◆ INSTRUCTION: Please retype the records below exactly, leaving out any pictures.

start SUPPLIED DATA

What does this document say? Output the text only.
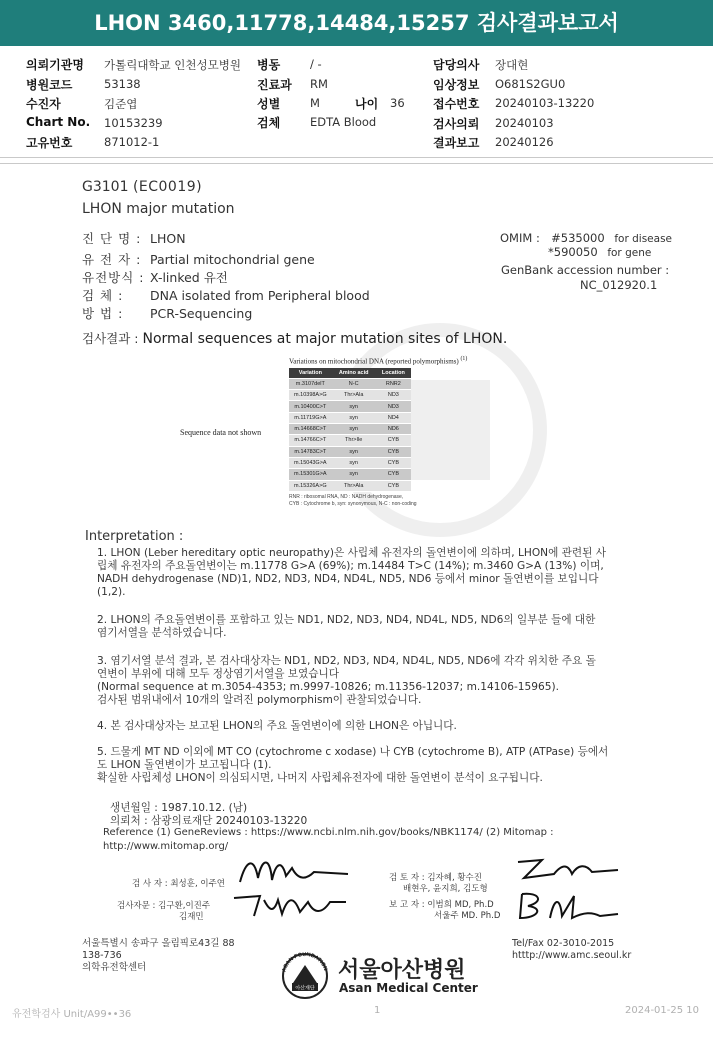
LHON 3460,11778,14484,15257 검사결과보고서
의뢰기관명 가톨릭대학교 인천성모병원 병동	/ -	담당의사 장대현
병원코드	53138	진료과 RM	임상정보 O681S2GU0
수진자	김준엽	성별	M	나이 36 접수번호 20240103-13220
Chart No. 10153239	검체	EDTA Blood	검사의뢰 20240103
고유번호	871012-1	결과보고 20240126
G3101 (EC0019)
LHON major mutation
진 단 명 : LHON
유 전 자 : Partial mitochondrial gene
유전방식 : X-linked 유전
검 체 : DNA isolated from Peripheral blood
방 법 : PCR-Sequencing
OMIM : #535000 for disease
*590050 for gene
GenBank accession number :
NC_012920.1
검사결과 : Normal sequences at major mutation sites of LHON.
Variations on mitochondrial DNA (reported polymorphisms) $^{(1)}$
Variation	Amino acid	Location
m.3107delT	N-C	RNR2
m.10398A>G	Thr>Ala	ND3
m.10400C>T	syn	ND3
m.11719G>A	syn	ND4
m.14668C>T	syn	ND6
m.14766C>T	Thr>Ile	CYB
m.14783C>T	syn	CYB
m.15043G>A	syn	CYB
m.15301G>A	syn	CYB
m.15326A>G	Thr>Ala	CYB
RNR : ribosomal RNA, ND : NADH dehydrogenase,
CYB : Cytochrome b, syn: synonymous, N-C : non-coding
Sequence data not shown
Interpretation :
1. LHON (Leber hereditary optic neuropathy)은 사립체 유전자의 돌연변이에 의하며, LHON에 관련된 사
립체 유전자의 주요돌연변이는 m.11778 G>A (69%); m.14484 T>C (14%); m.3460 G>A (13%) 이며,
NADH dehydrogenase (ND)1, ND2, ND3, ND4, ND4L, ND5, ND6 등에서 minor 돌연변이를 보입니다
(1,2).
2. LHON의 주요돌연변이를 포함하고 있는 ND1, ND2, ND3, ND4, ND4L, ND5, ND6의 일부분 들에 대한
염기서열을 분석하였습니다.
3. 염기서열 분석 결과, 본 검사대상자는 ND1, ND2, ND3, ND4, ND4L, ND5, ND6에 각각 위치한 주요 돌
연변이 부위에 대해 모두 정상염기서열을 보였습니다
(Normal sequence at m.3054-4353; m.9997-10826; m.11356-12037; m.14106-15965).
검사된 범위내에서 10개의 알려진 polymorphism이 관찰되었습니다.
4. 본 검사대상자는 보고된 LHON의 주요 돌연변이에 의한 LHON은 아닙니다.
5. 드물게 MT ND 이외에 MT CO (cytochrome c xodase) 나 CYB (cytochrome B), ATP (ATPase) 등에서
도 LHON 돌연변이가 보고됩니다 (1).
확실한 사립체성 LHON이 의심되시면, 나머지 사립체유전자에 대한 돌연변이 분석이 요구됩니다.
생년월일 : 1987.10.12. (남)
의뢰처 : 삼광의료재단 20240103-13220
Reference (1) GeneReviews : https://www.ncbi.nlm.nih.gov/books/NBK1174/ (2) Mitomap :
http://www.mitomap.org/
검 사 자 : 최성훈, 이주연
검사자문 : 김구환,이진주
김재민
검 토 자 : 김자혜, 황수진
배현우, 윤지희, 김도형
보 고 자 : 이범희 MD, Ph.D
서울주 MD. Ph.D
서울특별시 송파구 올림픽로43길 88
138-736
의학유전학센터
Tel/Fax 02-3010-2015
htttp://www.amc.seoul.kr
ASAN FOUNDATION
아산재단
서울아산병원
Asan Medical Center
유전학검사 Unit/A99••36	1	2024-01-25 10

end SUPPLIED DATA

◆ EXERCISE SOLUTION:
What does this document say? Output the text only.
LHON 3460,11778,14484,15257 검사결과보고서
의뢰기관명 가톨릭대학교 인천성모병원 병동	/ -	담당의사 장대현
병원코드	53138	진료과 RM	임상정보 O681S2GU0
수진자	김준엽	성별	M	나이 36 접수번호 20240103-13220
Chart No. 10153239	검체	EDTA Blood	검사의뢰 20240103
고유번호	871012-1	결과보고 20240126
G3101 (EC0019)
LHON major mutation
진 단 명 : LHON
유 전 자 : Partial mitochondrial gene
유전방식 : X-linked 유전
검 체 : DNA isolated from Peripheral blood
방 법 : PCR-Sequencing
OMIM : #535000 for disease
*590050 for gene
GenBank accession number :
NC_012920.1
검사결과 : Normal sequences at major mutation sites of LHON.
Variations on mitochondrial DNA (reported polymorphisms) $^{(1)}$
Variation	Amino acid	Location
m.3107delT	N-C	RNR2
m.10398A>G	Thr>Ala	ND3
m.10400C>T	syn	ND3
m.11719G>A	syn	ND4
m.14668C>T	syn	ND6
m.14766C>T	Thr>Ile	CYB
m.14783C>T	syn	CYB
m.15043G>A	syn	CYB
m.15301G>A	syn	CYB
m.15326A>G	Thr>Ala	CYB
RNR : ribosomal RNA, ND : NADH dehydrogenase,
CYB : Cytochrome b, syn: synonymous, N-C : non-coding
Sequence data not shown
Interpretation :
1. LHON (Leber hereditary optic neuropathy)은 사립체 유전자의 돌연변이에 의하며, LHON에 관련된 사
립체 유전자의 주요돌연변이는 m.11778 G>A (69%); m.14484 T>C (14%); m.3460 G>A (13%) 이며,
NADH dehydrogenase (ND)1, ND2, ND3, ND4, ND4L, ND5, ND6 등에서 minor 돌연변이를 보입니다
(1,2).
2. LHON의 주요돌연변이를 포함하고 있는 ND1, ND2, ND3, ND4, ND4L, ND5, ND6의 일부분 들에 대한
염기서열을 분석하였습니다.
3. 염기서열 분석 결과, 본 검사대상자는 ND1, ND2, ND3, ND4, ND4L, ND5, ND6에 각각 위치한 주요 돌
연변이 부위에 대해 모두 정상염기서열을 보였습니다
(Normal sequence at m.3054-4353; m.9997-10826; m.11356-12037; m.14106-15965).
검사된 범위내에서 10개의 알려진 polymorphism이 관찰되었습니다.
4. 본 검사대상자는 보고된 LHON의 주요 돌연변이에 의한 LHON은 아닙니다.
5. 드물게 MT ND 이외에 MT CO (cytochrome c xodase) 나 CYB (cytochrome B), ATP (ATPase) 등에서
도 LHON 돌연변이가 보고됩니다 (1).
확실한 사립체성 LHON이 의심되시면, 나머지 사립체유전자에 대한 돌연변이 분석이 요구됩니다.
생년월일 : 1987.10.12. (남)
의뢰처 : 삼광의료재단 20240103-13220
Reference (1) GeneReviews : https://www.ncbi.nlm.nih.gov/books/NBK1174/ (2) Mitomap :
http://www.mitomap.org/
검 사 자 : 최성훈, 이주연
검사자문 : 김구환,이진주
김재민
검 토 자 : 김자혜, 황수진
배현우, 윤지희, 김도형
보 고 자 : 이범희 MD, Ph.D
서울주 MD. Ph.D
서울특별시 송파구 올림픽로43길 88
138-736
의학유전학센터
Tel/Fax 02-3010-2015
htttp://www.amc.seoul.kr
ASAN FOUNDATION
아산재단
서울아산병원
Asan Medical Center
유전학검사 Unit/A99••36	1	2024-01-25 10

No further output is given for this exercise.